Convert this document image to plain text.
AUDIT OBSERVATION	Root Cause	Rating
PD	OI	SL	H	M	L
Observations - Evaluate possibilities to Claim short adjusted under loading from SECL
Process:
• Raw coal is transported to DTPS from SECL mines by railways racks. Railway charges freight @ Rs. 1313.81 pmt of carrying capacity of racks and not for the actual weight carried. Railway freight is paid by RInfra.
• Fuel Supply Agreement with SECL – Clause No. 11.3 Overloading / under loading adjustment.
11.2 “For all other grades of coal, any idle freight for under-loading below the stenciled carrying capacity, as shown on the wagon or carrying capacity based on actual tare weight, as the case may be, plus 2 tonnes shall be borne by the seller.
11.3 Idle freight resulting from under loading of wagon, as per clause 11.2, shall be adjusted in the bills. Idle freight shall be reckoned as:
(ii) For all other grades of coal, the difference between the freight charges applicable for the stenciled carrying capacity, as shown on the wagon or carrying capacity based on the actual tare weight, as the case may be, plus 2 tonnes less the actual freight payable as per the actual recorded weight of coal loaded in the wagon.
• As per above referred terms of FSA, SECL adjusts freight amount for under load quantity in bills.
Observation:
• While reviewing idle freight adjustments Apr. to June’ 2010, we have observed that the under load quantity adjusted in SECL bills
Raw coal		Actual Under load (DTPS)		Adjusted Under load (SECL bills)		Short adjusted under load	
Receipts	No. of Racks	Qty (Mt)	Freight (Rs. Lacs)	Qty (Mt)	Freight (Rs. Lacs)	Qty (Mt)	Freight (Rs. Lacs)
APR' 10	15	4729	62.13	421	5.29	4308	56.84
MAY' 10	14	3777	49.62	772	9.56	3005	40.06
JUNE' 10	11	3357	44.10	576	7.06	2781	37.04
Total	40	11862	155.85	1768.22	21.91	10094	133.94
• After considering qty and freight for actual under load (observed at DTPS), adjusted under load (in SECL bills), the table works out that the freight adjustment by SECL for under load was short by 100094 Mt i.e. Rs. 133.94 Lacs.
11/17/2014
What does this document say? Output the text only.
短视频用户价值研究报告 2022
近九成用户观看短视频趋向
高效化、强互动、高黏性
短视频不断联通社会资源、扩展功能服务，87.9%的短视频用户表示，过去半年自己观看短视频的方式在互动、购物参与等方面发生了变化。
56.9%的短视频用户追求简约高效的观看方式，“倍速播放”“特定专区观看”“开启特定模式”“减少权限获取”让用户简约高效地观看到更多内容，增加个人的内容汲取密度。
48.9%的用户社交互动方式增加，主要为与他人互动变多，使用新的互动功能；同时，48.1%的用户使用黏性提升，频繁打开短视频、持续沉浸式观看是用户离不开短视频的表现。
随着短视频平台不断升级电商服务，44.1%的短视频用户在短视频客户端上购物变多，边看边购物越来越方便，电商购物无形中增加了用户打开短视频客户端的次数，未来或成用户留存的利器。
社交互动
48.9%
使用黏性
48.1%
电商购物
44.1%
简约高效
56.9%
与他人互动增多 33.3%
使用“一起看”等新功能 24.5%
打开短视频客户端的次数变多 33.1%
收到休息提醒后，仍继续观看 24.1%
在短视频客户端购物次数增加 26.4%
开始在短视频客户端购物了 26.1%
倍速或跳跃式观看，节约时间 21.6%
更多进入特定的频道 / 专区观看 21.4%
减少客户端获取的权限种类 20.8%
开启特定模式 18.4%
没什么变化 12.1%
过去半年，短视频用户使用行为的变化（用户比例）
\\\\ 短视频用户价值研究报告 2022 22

> [What is needed]: What do the records say? Quote them all exactly.

> [Solution]:
Convert this document image to plain text.
AUDIT OBSERVATION	Root Cause	Rating
PD	OI	SL	H	M	L
Observations - Evaluate possibilities to Claim short adjusted under loading from SECL
Process:
• Raw coal is transported to DTPS from SECL mines by railways racks. Railway charges freight @ Rs. 1313.81 pmt of carrying capacity of racks and not for the actual weight carried. Railway freight is paid by RInfra.
• Fuel Supply Agreement with SECL – Clause No. 11.3 Overloading / under loading adjustment.
11.2 “For all other grades of coal, any idle freight for under-loading below the stenciled carrying capacity, as shown on the wagon or carrying capacity based on actual tare weight, as the case may be, plus 2 tonnes shall be borne by the seller.
11.3 Idle freight resulting from under loading of wagon, as per clause 11.2, shall be adjusted in the bills. Idle freight shall be reckoned as:
(ii) For all other grades of coal, the difference between the freight charges applicable for the stenciled carrying capacity, as shown on the wagon or carrying capacity based on the actual tare weight, as the case may be, plus 2 tonnes less the actual freight payable as per the actual recorded weight of coal loaded in the wagon.
• As per above referred terms of FSA, SECL adjusts freight amount for under load quantity in bills.
Observation:
• While reviewing idle freight adjustments Apr. to June’ 2010, we have observed that the under load quantity adjusted in SECL bills
Raw coal		Actual Under load (DTPS)		Adjusted Under load (SECL bills)		Short adjusted under load	
Receipts	No. of Racks	Qty (Mt)	Freight (Rs. Lacs)	Qty (Mt)	Freight (Rs. Lacs)	Qty (Mt)	Freight (Rs. Lacs)
APR' 10	15	4729	62.13	421	5.29	4308	56.84
MAY' 10	14	3777	49.62	772	9.56	3005	40.06
JUNE' 10	11	3357	44.10	576	7.06	2781	37.04
Total	40	11862	155.85	1768.22	21.91	10094	133.94
• After considering qty and freight for actual under load (observed at DTPS), adjusted under load (in SECL bills), the table works out that the freight adjustment by SECL for under load was short by 100094 Mt i.e. Rs. 133.94 Lacs.
11/17/2014
What does this document say? Output the text only.
短视频用户价值研究报告 2022
近九成用户观看短视频趋向
高效化、强互动、高黏性
短视频不断联通社会资源、扩展功能服务，87.9%的短视频用户表示，过去半年自己观看短视频的方式在互动、购物参与等方面发生了变化。
56.9%的短视频用户追求简约高效的观看方式，“倍速播放”“特定专区观看”“开启特定模式”“减少权限获取”让用户简约高效地观看到更多内容，增加个人的内容汲取密度。
48.9%的用户社交互动方式增加，主要为与他人互动变多，使用新的互动功能；同时，48.1%的用户使用黏性提升，频繁打开短视频、持续沉浸式观看是用户离不开短视频的表现。
随着短视频平台不断升级电商服务，44.1%的短视频用户在短视频客户端上购物变多，边看边购物越来越方便，电商购物无形中增加了用户打开短视频客户端的次数，未来或成用户留存的利器。
社交互动
48.9%
使用黏性
48.1%
电商购物
44.1%
简约高效
56.9%
与他人互动增多 33.3%
使用“一起看”等新功能 24.5%
打开短视频客户端的次数变多 33.1%
收到休息提醒后，仍继续观看 24.1%
在短视频客户端购物次数增加 26.4%
开始在短视频客户端购物了 26.1%
倍速或跳跃式观看，节约时间 21.6%
更多进入特定的频道 / 专区观看 21.4%
减少客户端获取的权限种类 20.8%
开启特定模式 18.4%
没什么变化 12.1%
过去半年，短视频用户使用行为的变化（用户比例）
\\\\ 短视频用户价值研究报告 2022 22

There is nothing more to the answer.